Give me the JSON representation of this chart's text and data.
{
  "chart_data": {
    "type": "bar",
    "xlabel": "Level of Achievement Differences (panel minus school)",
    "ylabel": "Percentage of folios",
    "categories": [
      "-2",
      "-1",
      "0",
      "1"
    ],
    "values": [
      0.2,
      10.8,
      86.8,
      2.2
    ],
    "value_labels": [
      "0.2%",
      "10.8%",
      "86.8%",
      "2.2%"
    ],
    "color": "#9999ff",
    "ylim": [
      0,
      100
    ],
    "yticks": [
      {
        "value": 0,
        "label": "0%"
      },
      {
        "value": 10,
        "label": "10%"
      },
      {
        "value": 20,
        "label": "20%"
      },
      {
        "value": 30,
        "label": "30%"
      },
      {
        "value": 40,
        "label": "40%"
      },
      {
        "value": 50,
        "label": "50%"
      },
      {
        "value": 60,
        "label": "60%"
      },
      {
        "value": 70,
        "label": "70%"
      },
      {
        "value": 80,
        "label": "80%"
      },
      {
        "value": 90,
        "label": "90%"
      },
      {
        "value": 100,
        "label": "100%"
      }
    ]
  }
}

◆ ◆ ◆ ◆

WORK INSTRUCTIONS.
Each entry above is to be set down again in exactly the same words.

REPLY TO THE TASK.
Give me the JSON representation of this chart's text and data.
{
  "chart_data": {
    "type": "bar",
    "xlabel": "Level of Achievement Differences (panel minus school)",
    "ylabel": "Percentage of folios",
    "categories": [
      "-2",
      "-1",
      "0",
      "1"
    ],
    "values": [
      0.2,
      10.8,
      86.8,
      2.2
    ],
    "value_labels": [
      "0.2%",
      "10.8%",
      "86.8%",
      "2.2%"
    ],
    "color": "#9999ff",
    "ylim": [
      0,
      100
    ],
    "yticks": [
      {
        "value": 0,
        "label": "0%"
      },
      {
        "value": 10,
        "label": "10%"
      },
      {
        "value": 20,
        "label": "20%"
      },
      {
        "value": 30,
        "label": "30%"
      },
      {
        "value": 40,
        "label": "40%"
      },
      {
        "value": 50,
        "label": "50%"
      },
      {
        "value": 60,
        "label": "60%"
      },
      {
        "value": 70,
        "label": "70%"
      },
      {
        "value": 80,
        "label": "80%"
      },
      {
        "value": 90,
        "label": "90%"
      },
      {
        "value": 100,
        "label": "100%"
      }
    ]
  }
}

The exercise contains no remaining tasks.